* Task objective
Return only the number of lines holding the word "this".

● ● ● ● ●

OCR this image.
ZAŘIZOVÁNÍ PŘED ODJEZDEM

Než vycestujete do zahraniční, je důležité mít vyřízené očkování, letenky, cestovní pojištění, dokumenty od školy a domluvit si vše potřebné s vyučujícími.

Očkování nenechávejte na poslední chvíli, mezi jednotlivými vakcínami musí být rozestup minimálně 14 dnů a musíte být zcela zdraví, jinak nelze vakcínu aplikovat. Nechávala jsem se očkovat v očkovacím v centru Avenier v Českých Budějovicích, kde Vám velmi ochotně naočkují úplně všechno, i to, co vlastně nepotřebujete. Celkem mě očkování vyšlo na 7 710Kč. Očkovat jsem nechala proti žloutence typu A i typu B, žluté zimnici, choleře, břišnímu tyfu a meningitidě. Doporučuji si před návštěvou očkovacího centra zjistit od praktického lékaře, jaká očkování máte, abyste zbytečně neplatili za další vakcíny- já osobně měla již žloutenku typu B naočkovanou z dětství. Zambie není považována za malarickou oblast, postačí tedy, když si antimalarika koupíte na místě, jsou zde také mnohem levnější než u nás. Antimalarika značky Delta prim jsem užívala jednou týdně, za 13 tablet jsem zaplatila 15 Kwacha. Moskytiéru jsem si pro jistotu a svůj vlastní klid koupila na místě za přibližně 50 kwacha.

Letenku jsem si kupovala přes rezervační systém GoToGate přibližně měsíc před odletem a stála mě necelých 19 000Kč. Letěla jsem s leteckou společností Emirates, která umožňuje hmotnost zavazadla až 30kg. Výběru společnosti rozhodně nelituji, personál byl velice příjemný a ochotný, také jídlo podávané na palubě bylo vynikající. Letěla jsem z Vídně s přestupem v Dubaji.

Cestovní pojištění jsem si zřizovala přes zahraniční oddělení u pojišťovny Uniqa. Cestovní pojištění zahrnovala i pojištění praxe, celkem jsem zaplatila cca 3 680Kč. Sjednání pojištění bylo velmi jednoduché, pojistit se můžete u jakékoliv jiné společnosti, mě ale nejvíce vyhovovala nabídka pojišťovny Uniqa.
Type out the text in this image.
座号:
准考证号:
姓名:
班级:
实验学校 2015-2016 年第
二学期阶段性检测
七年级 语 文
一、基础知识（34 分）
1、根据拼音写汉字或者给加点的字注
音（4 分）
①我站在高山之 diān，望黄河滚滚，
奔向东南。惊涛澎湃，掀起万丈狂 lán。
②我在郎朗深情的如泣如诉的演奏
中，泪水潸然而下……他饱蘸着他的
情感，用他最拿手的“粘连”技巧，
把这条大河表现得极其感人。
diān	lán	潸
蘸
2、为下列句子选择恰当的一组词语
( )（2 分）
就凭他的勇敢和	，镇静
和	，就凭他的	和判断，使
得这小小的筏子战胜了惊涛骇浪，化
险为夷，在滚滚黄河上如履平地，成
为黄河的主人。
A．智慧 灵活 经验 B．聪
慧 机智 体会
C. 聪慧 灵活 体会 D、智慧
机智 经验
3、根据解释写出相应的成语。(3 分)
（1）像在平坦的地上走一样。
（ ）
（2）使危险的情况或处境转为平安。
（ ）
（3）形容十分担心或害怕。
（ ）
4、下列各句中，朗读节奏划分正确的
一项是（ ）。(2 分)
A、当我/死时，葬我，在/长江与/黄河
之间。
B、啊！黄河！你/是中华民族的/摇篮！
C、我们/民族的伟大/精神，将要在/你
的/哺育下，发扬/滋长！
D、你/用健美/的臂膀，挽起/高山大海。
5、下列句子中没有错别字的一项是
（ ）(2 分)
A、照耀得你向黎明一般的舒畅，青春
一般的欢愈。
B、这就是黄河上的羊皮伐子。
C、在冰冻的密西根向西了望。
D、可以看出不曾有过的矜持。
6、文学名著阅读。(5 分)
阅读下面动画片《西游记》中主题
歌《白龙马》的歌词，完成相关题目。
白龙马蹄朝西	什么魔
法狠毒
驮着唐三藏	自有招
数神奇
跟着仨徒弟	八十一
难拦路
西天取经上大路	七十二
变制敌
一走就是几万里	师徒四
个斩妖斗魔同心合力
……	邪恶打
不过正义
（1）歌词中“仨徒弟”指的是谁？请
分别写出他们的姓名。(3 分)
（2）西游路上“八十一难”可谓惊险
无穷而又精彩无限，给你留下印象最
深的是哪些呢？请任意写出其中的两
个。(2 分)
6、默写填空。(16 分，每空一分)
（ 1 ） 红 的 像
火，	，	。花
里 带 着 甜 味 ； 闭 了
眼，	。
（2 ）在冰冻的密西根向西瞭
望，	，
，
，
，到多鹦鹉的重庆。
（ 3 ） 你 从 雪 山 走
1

● ● ● ● ●

* Worked solution
2